Stored records
· · · ·

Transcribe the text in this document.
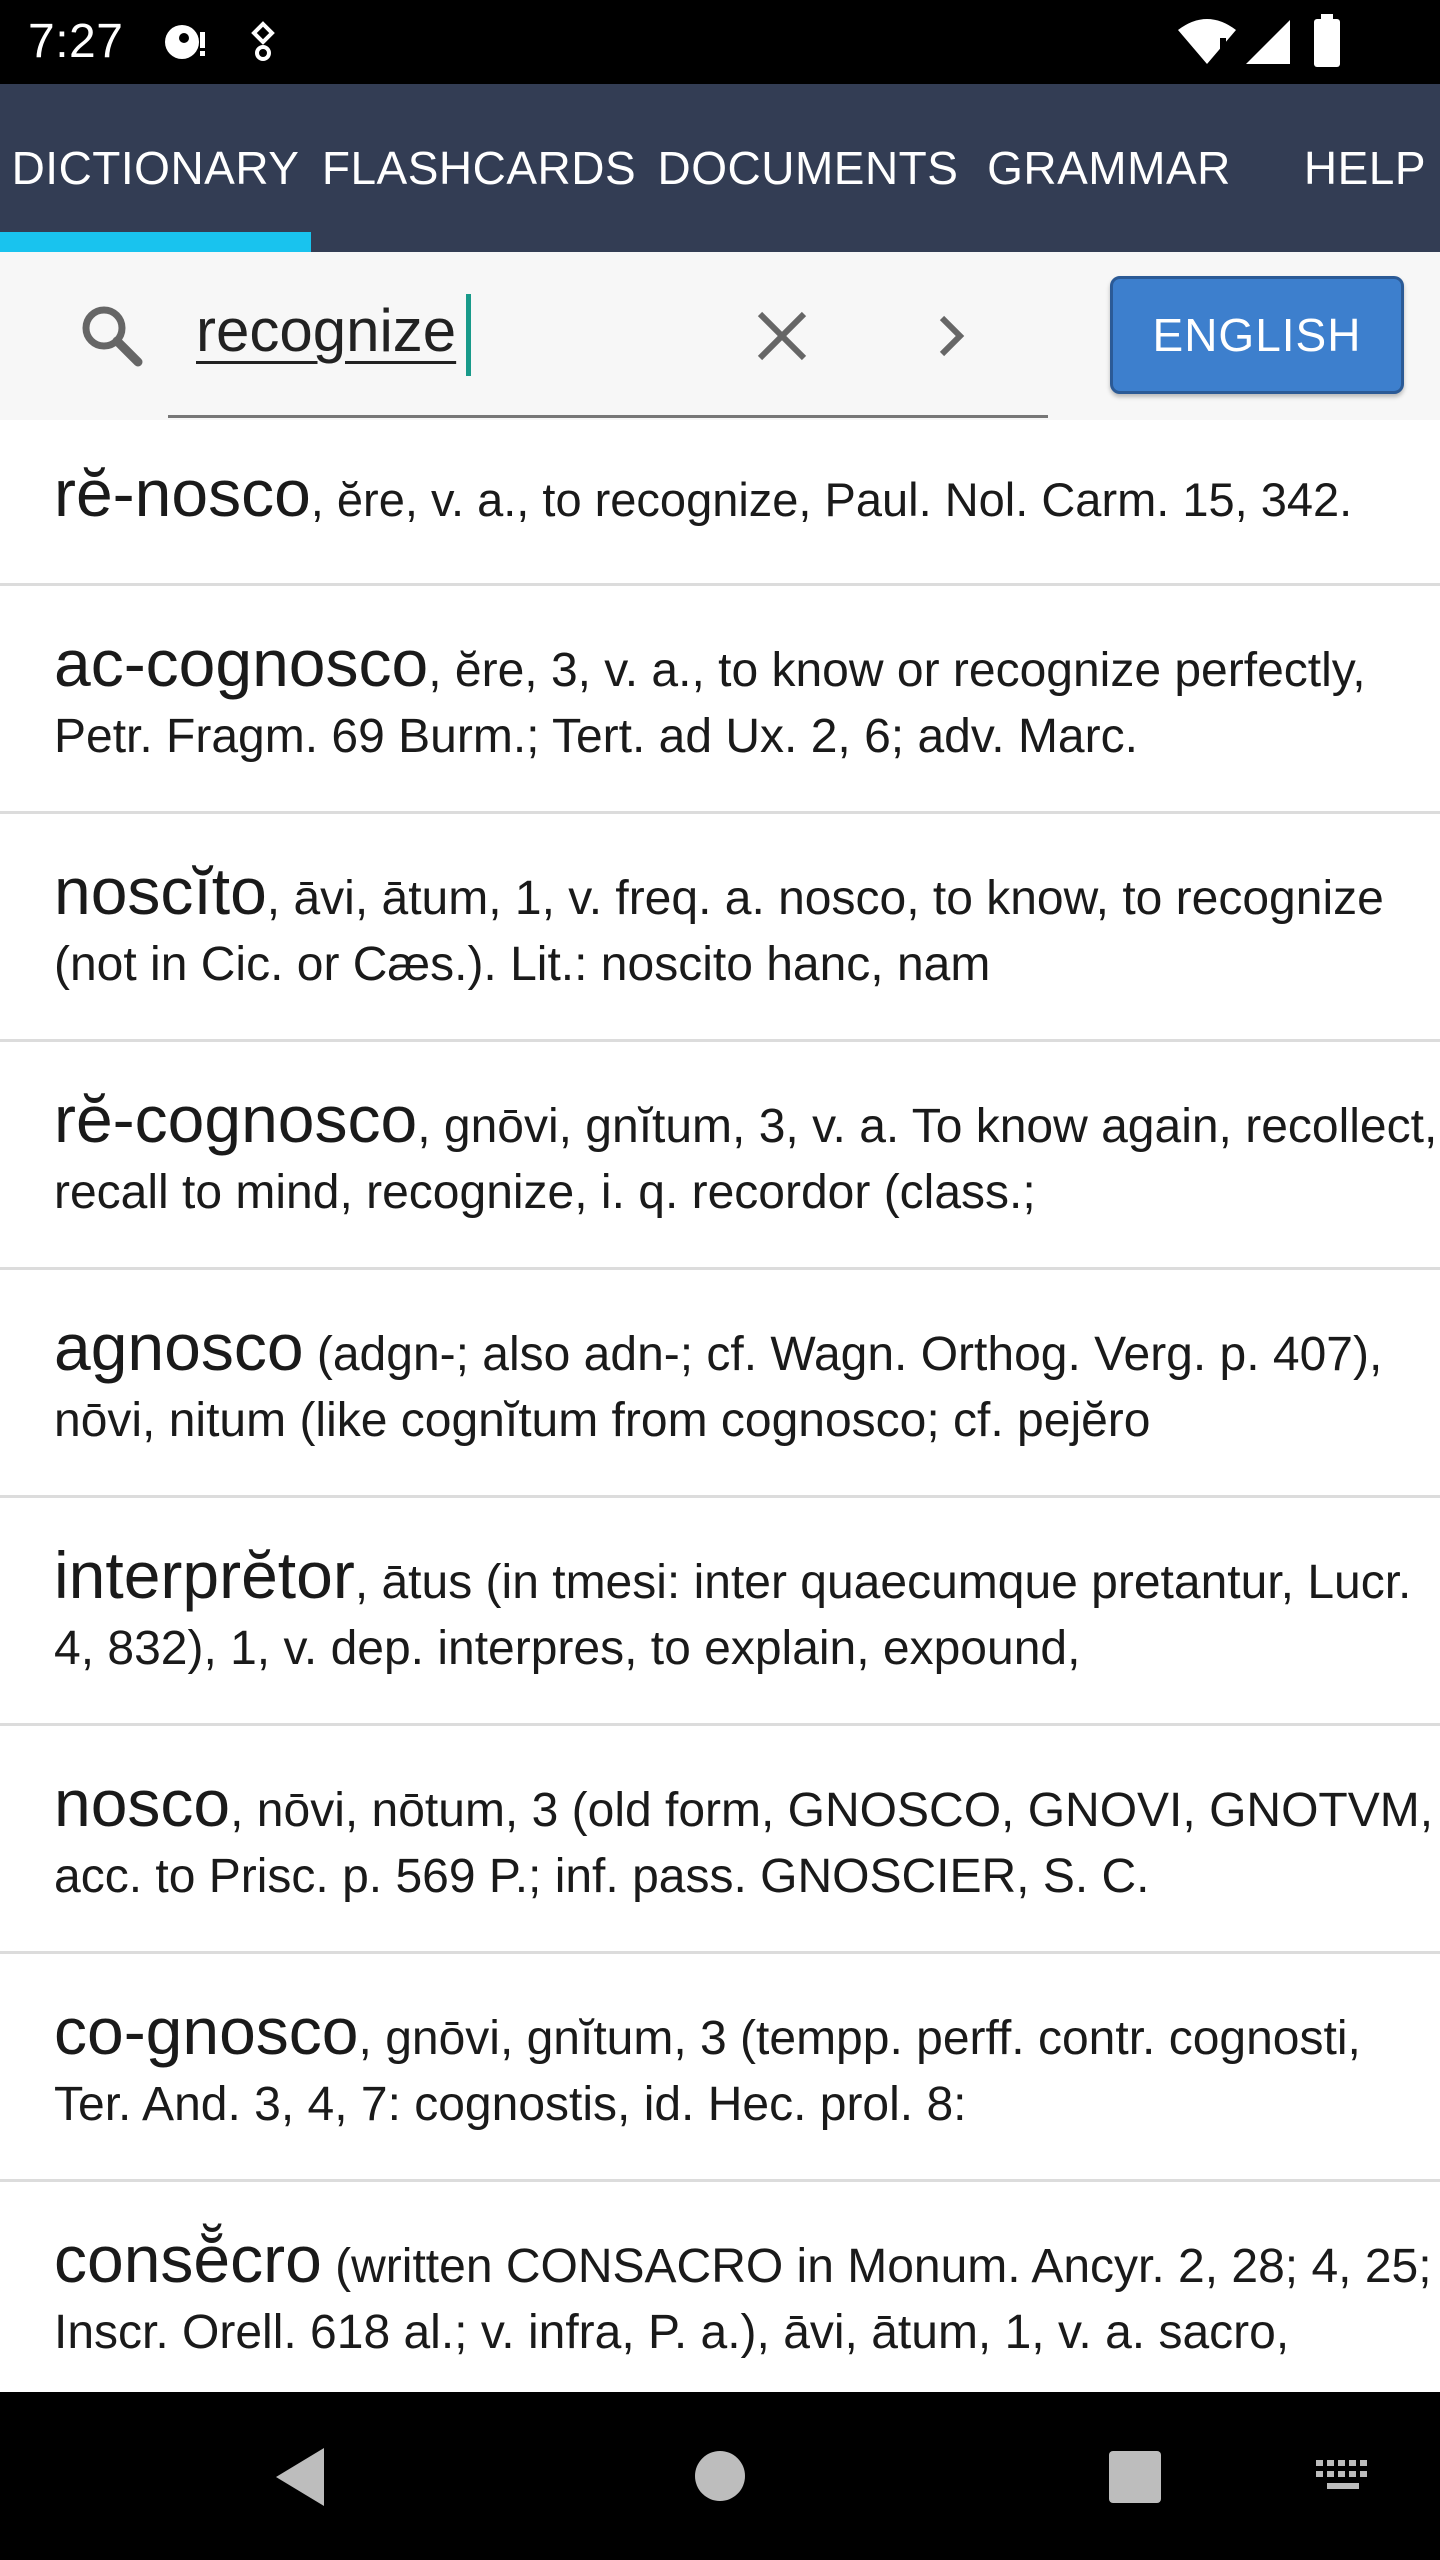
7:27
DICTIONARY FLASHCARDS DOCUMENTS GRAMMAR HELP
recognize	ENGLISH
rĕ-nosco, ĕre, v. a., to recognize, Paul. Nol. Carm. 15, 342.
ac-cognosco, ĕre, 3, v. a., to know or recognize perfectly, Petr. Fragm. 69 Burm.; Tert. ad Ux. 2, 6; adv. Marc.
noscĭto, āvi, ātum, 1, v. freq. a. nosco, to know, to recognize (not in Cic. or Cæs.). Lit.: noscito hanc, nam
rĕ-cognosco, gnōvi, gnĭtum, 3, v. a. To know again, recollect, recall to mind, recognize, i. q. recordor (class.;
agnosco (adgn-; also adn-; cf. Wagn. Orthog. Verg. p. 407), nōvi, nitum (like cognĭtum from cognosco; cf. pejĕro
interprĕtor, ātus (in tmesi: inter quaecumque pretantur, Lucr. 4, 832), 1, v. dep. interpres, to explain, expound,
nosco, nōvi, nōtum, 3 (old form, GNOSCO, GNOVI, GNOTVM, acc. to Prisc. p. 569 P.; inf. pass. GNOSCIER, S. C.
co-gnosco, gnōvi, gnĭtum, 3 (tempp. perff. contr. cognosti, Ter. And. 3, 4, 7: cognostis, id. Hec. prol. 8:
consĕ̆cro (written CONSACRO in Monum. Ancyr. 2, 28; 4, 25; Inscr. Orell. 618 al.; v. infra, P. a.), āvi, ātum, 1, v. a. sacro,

· · · ·

__Exercise prompt__. Without the pictures, restate each entry exactly.

__Output for this task__.
Transcribe the text in this document.
7:27
DICTIONARY FLASHCARDS DOCUMENTS GRAMMAR HELP
recognize	ENGLISH
rĕ-nosco, ĕre, v. a., to recognize, Paul. Nol. Carm. 15, 342.
ac-cognosco, ĕre, 3, v. a., to know or recognize perfectly, Petr. Fragm. 69 Burm.; Tert. ad Ux. 2, 6; adv. Marc.
noscĭto, āvi, ātum, 1, v. freq. a. nosco, to know, to recognize (not in Cic. or Cæs.). Lit.: noscito hanc, nam
rĕ-cognosco, gnōvi, gnĭtum, 3, v. a. To know again, recollect, recall to mind, recognize, i. q. recordor (class.;
agnosco (adgn-; also adn-; cf. Wagn. Orthog. Verg. p. 407), nōvi, nitum (like cognĭtum from cognosco; cf. pejĕro
interprĕtor, ātus (in tmesi: inter quaecumque pretantur, Lucr. 4, 832), 1, v. dep. interpres, to explain, expound,
nosco, nōvi, nōtum, 3 (old form, GNOSCO, GNOVI, GNOTVM, acc. to Prisc. p. 569 P.; inf. pass. GNOSCIER, S. C.
co-gnosco, gnōvi, gnĭtum, 3 (tempp. perff. contr. cognosti, Ter. And. 3, 4, 7: cognostis, id. Hec. prol. 8:
consĕ̆cro (written CONSACRO in Monum. Ancyr. 2, 28; 4, 25; Inscr. Orell. 618 al.; v. infra, P. a.), āvi, ātum, 1, v. a. sacro,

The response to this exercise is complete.